» DATA PROVIDED:
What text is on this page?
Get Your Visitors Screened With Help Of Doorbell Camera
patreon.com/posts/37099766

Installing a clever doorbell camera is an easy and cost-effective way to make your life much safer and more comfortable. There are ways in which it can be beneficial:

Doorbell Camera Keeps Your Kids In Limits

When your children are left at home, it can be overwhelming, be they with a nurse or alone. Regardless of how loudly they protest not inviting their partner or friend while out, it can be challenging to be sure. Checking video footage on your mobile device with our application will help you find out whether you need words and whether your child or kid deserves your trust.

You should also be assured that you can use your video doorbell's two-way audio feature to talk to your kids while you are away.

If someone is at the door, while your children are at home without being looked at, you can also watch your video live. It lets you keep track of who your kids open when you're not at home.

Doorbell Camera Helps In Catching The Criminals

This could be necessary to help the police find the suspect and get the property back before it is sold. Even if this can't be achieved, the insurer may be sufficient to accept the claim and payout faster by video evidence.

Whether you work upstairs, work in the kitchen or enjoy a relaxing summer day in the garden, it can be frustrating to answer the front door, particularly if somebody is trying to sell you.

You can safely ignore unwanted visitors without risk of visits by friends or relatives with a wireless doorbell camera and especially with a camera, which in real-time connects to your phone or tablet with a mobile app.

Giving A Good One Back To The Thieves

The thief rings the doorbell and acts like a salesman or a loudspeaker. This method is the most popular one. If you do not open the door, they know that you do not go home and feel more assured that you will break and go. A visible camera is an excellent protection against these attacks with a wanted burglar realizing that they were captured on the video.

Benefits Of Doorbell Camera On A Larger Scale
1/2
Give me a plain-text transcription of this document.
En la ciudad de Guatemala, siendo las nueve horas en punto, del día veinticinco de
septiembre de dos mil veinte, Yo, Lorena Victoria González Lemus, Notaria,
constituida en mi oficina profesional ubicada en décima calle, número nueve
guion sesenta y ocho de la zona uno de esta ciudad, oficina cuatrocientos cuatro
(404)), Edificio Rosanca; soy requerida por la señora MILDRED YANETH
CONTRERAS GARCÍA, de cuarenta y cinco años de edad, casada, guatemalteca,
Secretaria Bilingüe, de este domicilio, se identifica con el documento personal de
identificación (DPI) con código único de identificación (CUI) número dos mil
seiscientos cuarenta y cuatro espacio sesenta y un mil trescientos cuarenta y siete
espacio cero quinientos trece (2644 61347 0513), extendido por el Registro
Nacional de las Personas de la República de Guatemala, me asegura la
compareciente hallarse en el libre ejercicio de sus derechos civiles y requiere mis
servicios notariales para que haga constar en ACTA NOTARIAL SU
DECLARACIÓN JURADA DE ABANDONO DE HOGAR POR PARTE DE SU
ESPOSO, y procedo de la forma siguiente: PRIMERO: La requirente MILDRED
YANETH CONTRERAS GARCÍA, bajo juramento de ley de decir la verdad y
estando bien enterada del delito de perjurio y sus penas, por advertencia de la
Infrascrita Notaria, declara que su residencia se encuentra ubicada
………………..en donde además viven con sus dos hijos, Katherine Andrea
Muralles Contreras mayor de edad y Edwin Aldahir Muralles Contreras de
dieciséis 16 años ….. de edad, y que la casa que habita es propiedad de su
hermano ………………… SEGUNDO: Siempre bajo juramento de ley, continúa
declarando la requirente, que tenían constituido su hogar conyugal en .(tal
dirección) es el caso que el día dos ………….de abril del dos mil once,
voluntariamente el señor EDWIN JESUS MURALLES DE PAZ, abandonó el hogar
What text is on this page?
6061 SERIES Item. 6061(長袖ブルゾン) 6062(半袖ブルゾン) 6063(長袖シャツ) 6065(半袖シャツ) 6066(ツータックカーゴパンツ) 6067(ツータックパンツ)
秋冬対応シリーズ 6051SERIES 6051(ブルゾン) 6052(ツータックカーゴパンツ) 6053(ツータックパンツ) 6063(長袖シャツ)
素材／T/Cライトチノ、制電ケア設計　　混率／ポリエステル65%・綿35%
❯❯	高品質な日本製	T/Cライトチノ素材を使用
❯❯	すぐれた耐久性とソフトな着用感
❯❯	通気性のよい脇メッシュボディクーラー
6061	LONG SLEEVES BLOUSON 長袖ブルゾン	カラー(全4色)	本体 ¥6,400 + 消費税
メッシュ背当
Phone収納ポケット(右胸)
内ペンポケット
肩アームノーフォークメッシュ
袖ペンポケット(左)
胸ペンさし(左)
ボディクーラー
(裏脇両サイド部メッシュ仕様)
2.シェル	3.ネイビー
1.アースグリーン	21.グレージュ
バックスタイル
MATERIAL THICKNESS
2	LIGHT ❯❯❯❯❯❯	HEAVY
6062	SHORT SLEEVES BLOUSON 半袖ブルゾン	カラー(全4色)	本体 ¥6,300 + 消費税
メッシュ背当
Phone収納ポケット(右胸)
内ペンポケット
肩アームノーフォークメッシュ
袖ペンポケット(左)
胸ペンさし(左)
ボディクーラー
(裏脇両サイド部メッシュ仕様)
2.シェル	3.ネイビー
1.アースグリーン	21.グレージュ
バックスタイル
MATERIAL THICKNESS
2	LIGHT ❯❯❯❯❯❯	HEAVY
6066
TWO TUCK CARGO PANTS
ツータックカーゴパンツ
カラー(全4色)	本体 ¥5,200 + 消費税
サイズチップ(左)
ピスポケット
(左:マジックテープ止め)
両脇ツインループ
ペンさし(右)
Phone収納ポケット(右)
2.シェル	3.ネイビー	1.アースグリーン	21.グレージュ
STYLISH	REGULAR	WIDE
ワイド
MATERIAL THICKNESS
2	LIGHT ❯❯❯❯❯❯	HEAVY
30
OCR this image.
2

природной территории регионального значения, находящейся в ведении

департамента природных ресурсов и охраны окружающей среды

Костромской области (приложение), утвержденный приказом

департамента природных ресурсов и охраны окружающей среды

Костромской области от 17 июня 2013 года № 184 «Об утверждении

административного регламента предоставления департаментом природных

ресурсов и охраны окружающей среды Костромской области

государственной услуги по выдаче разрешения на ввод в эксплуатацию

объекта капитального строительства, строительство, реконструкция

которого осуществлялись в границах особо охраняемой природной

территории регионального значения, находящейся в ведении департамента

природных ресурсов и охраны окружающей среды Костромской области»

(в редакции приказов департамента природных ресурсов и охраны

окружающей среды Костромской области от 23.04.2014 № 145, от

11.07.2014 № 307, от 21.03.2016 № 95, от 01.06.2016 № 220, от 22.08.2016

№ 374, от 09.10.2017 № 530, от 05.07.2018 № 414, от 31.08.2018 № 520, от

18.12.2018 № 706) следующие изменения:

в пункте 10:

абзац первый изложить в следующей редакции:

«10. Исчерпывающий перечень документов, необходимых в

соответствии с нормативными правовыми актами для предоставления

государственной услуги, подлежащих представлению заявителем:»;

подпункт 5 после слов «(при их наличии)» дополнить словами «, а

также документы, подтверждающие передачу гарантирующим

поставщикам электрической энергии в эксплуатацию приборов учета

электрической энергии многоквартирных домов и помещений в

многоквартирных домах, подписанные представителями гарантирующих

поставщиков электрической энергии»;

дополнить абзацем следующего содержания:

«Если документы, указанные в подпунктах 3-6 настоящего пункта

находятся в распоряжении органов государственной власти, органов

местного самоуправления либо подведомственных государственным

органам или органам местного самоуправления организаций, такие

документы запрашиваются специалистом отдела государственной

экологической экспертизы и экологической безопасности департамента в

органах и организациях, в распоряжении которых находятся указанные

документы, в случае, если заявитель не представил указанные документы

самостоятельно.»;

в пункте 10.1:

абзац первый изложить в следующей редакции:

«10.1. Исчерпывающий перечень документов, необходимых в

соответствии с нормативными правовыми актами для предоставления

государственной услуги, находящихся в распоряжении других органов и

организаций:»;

» WHAT THE TASK REQUIRES: Filter the records for lines holding the string "указанные". Copy each one.

» RESULT FOR THIS EXERCISE:
«Если документы, указанные в подпунктах 3-6 настоящего пункта
органах и организациях, в распоряжении которых находятся указанные
документы, в случае, если заявитель не представил указанные документы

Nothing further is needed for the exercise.